>>>

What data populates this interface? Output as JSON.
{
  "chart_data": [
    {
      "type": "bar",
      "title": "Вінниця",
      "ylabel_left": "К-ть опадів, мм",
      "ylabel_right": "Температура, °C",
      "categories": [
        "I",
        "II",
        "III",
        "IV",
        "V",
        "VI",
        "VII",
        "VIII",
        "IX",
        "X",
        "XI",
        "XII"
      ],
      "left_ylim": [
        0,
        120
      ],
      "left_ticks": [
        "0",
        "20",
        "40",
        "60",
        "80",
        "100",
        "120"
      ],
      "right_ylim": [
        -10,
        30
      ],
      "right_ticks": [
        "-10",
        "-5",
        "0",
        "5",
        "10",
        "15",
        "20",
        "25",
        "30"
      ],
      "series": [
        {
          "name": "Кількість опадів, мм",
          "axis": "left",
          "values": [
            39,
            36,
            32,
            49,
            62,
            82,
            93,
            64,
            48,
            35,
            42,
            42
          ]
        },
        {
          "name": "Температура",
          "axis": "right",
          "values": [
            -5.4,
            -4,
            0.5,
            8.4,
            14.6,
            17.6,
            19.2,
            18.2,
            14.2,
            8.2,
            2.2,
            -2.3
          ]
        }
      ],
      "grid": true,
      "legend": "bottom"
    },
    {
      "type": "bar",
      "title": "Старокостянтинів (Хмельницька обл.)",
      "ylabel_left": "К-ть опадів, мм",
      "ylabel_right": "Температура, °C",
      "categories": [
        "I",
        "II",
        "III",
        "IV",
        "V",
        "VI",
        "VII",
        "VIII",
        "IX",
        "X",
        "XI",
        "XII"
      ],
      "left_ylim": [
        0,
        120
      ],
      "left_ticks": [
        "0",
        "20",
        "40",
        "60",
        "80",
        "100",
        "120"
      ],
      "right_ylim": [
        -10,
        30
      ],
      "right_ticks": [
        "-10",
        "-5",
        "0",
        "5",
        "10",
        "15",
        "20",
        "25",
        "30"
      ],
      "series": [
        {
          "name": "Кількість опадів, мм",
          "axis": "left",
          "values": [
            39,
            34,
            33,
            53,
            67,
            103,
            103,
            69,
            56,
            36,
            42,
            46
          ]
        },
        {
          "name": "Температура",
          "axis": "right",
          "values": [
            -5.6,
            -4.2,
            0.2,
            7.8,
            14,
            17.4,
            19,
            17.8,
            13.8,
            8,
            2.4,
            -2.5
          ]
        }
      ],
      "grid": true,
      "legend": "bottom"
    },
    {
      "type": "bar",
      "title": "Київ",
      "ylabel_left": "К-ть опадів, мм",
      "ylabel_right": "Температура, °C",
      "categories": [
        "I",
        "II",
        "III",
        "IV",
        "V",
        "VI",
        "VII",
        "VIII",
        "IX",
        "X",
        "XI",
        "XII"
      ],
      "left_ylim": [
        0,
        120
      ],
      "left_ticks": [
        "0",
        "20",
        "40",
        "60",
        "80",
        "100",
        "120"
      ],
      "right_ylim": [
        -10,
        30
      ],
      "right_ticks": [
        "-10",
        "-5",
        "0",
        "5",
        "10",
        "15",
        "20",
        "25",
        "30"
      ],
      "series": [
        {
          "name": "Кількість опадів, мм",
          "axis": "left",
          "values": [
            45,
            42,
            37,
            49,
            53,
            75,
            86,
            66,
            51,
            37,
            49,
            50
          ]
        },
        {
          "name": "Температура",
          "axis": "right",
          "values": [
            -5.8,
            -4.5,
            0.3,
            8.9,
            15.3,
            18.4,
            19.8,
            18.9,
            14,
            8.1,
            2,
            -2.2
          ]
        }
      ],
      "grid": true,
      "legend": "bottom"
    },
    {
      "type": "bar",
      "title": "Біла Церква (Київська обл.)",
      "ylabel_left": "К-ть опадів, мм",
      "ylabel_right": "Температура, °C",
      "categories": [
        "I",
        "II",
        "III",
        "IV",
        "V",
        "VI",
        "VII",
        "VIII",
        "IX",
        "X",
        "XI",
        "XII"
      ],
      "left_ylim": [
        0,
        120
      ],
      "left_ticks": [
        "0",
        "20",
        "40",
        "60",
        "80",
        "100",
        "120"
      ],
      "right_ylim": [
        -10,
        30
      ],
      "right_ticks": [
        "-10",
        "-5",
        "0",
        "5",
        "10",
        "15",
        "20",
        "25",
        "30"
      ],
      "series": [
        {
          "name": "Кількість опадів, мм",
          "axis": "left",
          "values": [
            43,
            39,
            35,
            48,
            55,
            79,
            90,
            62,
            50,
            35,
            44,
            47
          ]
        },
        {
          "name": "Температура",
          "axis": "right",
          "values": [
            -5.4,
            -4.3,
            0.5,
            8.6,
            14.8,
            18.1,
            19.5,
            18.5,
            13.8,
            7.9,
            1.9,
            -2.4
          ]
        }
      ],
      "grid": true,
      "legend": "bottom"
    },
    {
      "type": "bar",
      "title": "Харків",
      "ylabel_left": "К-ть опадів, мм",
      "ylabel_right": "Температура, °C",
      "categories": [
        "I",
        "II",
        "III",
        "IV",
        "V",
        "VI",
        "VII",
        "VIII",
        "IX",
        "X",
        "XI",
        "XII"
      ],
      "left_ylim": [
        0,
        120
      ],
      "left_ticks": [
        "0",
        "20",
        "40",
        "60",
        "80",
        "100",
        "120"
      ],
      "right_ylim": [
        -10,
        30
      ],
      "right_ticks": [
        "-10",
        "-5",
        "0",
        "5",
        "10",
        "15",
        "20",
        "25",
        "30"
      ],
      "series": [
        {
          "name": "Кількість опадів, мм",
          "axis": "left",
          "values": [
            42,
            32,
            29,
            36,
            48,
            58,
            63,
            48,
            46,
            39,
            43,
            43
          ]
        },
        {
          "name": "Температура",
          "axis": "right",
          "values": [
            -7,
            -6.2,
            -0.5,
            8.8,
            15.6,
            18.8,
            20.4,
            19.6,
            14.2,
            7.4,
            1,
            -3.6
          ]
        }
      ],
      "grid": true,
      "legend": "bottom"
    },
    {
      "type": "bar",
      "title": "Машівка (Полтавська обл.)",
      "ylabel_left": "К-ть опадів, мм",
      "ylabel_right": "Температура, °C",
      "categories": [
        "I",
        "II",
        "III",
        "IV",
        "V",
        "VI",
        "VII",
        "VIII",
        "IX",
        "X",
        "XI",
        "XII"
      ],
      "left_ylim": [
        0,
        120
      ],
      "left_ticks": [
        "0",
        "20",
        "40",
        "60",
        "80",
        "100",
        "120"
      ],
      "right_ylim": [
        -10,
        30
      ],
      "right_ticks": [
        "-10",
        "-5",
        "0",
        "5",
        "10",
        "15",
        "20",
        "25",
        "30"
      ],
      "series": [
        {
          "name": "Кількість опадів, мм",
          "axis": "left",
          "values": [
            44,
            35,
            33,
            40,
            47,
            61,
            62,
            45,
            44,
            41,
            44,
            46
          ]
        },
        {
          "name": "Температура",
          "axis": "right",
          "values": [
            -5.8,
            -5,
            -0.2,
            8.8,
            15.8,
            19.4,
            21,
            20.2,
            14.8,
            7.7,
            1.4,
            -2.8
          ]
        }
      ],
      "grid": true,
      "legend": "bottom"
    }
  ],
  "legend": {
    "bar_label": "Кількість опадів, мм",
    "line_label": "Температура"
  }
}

<<<

_PROBLEM TO WORK ON_
Each line above is to be repeated exactly.

_OUTPUT BELOW_
What data populates this interface? Output as JSON.
{
  "chart_data": [
    {
      "type": "bar",
      "title": "Вінниця",
      "ylabel_left": "К-ть опадів, мм",
      "ylabel_right": "Температура, °C",
      "categories": [
        "I",
        "II",
        "III",
        "IV",
        "V",
        "VI",
        "VII",
        "VIII",
        "IX",
        "X",
        "XI",
        "XII"
      ],
      "left_ylim": [
        0,
        120
      ],
      "left_ticks": [
        "0",
        "20",
        "40",
        "60",
        "80",
        "100",
        "120"
      ],
      "right_ylim": [
        -10,
        30
      ],
      "right_ticks": [
        "-10",
        "-5",
        "0",
        "5",
        "10",
        "15",
        "20",
        "25",
        "30"
      ],
      "series": [
        {
          "name": "Кількість опадів, мм",
          "axis": "left",
          "values": [
            39,
            36,
            32,
            49,
            62,
            82,
            93,
            64,
            48,
            35,
            42,
            42
          ]
        },
        {
          "name": "Температура",
          "axis": "right",
          "values": [
            -5.4,
            -4,
            0.5,
            8.4,
            14.6,
            17.6,
            19.2,
            18.2,
            14.2,
            8.2,
            2.2,
            -2.3
          ]
        }
      ],
      "grid": true,
      "legend": "bottom"
    },
    {
      "type": "bar",
      "title": "Старокостянтинів (Хмельницька обл.)",
      "ylabel_left": "К-ть опадів, мм",
      "ylabel_right": "Температура, °C",
      "categories": [
        "I",
        "II",
        "III",
        "IV",
        "V",
        "VI",
        "VII",
        "VIII",
        "IX",
        "X",
        "XI",
        "XII"
      ],
      "left_ylim": [
        0,
        120
      ],
      "left_ticks": [
        "0",
        "20",
        "40",
        "60",
        "80",
        "100",
        "120"
      ],
      "right_ylim": [
        -10,
        30
      ],
      "right_ticks": [
        "-10",
        "-5",
        "0",
        "5",
        "10",
        "15",
        "20",
        "25",
        "30"
      ],
      "series": [
        {
          "name": "Кількість опадів, мм",
          "axis": "left",
          "values": [
            39,
            34,
            33,
            53,
            67,
            103,
            103,
            69,
            56,
            36,
            42,
            46
          ]
        },
        {
          "name": "Температура",
          "axis": "right",
          "values": [
            -5.6,
            -4.2,
            0.2,
            7.8,
            14,
            17.4,
            19,
            17.8,
            13.8,
            8,
            2.4,
            -2.5
          ]
        }
      ],
      "grid": true,
      "legend": "bottom"
    },
    {
      "type": "bar",
      "title": "Київ",
      "ylabel_left": "К-ть опадів, мм",
      "ylabel_right": "Температура, °C",
      "categories": [
        "I",
        "II",
        "III",
        "IV",
        "V",
        "VI",
        "VII",
        "VIII",
        "IX",
        "X",
        "XI",
        "XII"
      ],
      "left_ylim": [
        0,
        120
      ],
      "left_ticks": [
        "0",
        "20",
        "40",
        "60",
        "80",
        "100",
        "120"
      ],
      "right_ylim": [
        -10,
        30
      ],
      "right_ticks": [
        "-10",
        "-5",
        "0",
        "5",
        "10",
        "15",
        "20",
        "25",
        "30"
      ],
      "series": [
        {
          "name": "Кількість опадів, мм",
          "axis": "left",
          "values": [
            45,
            42,
            37,
            49,
            53,
            75,
            86,
            66,
            51,
            37,
            49,
            50
          ]
        },
        {
          "name": "Температура",
          "axis": "right",
          "values": [
            -5.8,
            -4.5,
            0.3,
            8.9,
            15.3,
            18.4,
            19.8,
            18.9,
            14,
            8.1,
            2,
            -2.2
          ]
        }
      ],
      "grid": true,
      "legend": "bottom"
    },
    {
      "type": "bar",
      "title": "Біла Церква (Київська обл.)",
      "ylabel_left": "К-ть опадів, мм",
      "ylabel_right": "Температура, °C",
      "categories": [
        "I",
        "II",
        "III",
        "IV",
        "V",
        "VI",
        "VII",
        "VIII",
        "IX",
        "X",
        "XI",
        "XII"
      ],
      "left_ylim": [
        0,
        120
      ],
      "left_ticks": [
        "0",
        "20",
        "40",
        "60",
        "80",
        "100",
        "120"
      ],
      "right_ylim": [
        -10,
        30
      ],
      "right_ticks": [
        "-10",
        "-5",
        "0",
        "5",
        "10",
        "15",
        "20",
        "25",
        "30"
      ],
      "series": [
        {
          "name": "Кількість опадів, мм",
          "axis": "left",
          "values": [
            43,
            39,
            35,
            48,
            55,
            79,
            90,
            62,
            50,
            35,
            44,
            47
          ]
        },
        {
          "name": "Температура",
          "axis": "right",
          "values": [
            -5.4,
            -4.3,
            0.5,
            8.6,
            14.8,
            18.1,
            19.5,
            18.5,
            13.8,
            7.9,
            1.9,
            -2.4
          ]
        }
      ],
      "grid": true,
      "legend": "bottom"
    },
    {
      "type": "bar",
      "title": "Харків",
      "ylabel_left": "К-ть опадів, мм",
      "ylabel_right": "Температура, °C",
      "categories": [
        "I",
        "II",
        "III",
        "IV",
        "V",
        "VI",
        "VII",
        "VIII",
        "IX",
        "X",
        "XI",
        "XII"
      ],
      "left_ylim": [
        0,
        120
      ],
      "left_ticks": [
        "0",
        "20",
        "40",
        "60",
        "80",
        "100",
        "120"
      ],
      "right_ylim": [
        -10,
        30
      ],
      "right_ticks": [
        "-10",
        "-5",
        "0",
        "5",
        "10",
        "15",
        "20",
        "25",
        "30"
      ],
      "series": [
        {
          "name": "Кількість опадів, мм",
          "axis": "left",
          "values": [
            42,
            32,
            29,
            36,
            48,
            58,
            63,
            48,
            46,
            39,
            43,
            43
          ]
        },
        {
          "name": "Температура",
          "axis": "right",
          "values": [
            -7,
            -6.2,
            -0.5,
            8.8,
            15.6,
            18.8,
            20.4,
            19.6,
            14.2,
            7.4,
            1,
            -3.6
          ]
        }
      ],
      "grid": true,
      "legend": "bottom"
    },
    {
      "type": "bar",
      "title": "Машівка (Полтавська обл.)",
      "ylabel_left": "К-ть опадів, мм",
      "ylabel_right": "Температура, °C",
      "categories": [
        "I",
        "II",
        "III",
        "IV",
        "V",
        "VI",
        "VII",
        "VIII",
        "IX",
        "X",
        "XI",
        "XII"
      ],
      "left_ylim": [
        0,
        120
      ],
      "left_ticks": [
        "0",
        "20",
        "40",
        "60",
        "80",
        "100",
        "120"
      ],
      "right_ylim": [
        -10,
        30
      ],
      "right_ticks": [
        "-10",
        "-5",
        "0",
        "5",
        "10",
        "15",
        "20",
        "25",
        "30"
      ],
      "series": [
        {
          "name": "Кількість опадів, мм",
          "axis": "left",
          "values": [
            44,
            35,
            33,
            40,
            47,
            61,
            62,
            45,
            44,
            41,
            44,
            46
          ]
        },
        {
          "name": "Температура",
          "axis": "right",
          "values": [
            -5.8,
            -5,
            -0.2,
            8.8,
            15.8,
            19.4,
            21,
            20.2,
            14.8,
            7.7,
            1.4,
            -2.8
          ]
        }
      ],
      "grid": true,
      "legend": "bottom"
    }
  ],
  "legend": {
    "bar_label": "Кількість опадів, мм",
    "line_label": "Температура"
  }
}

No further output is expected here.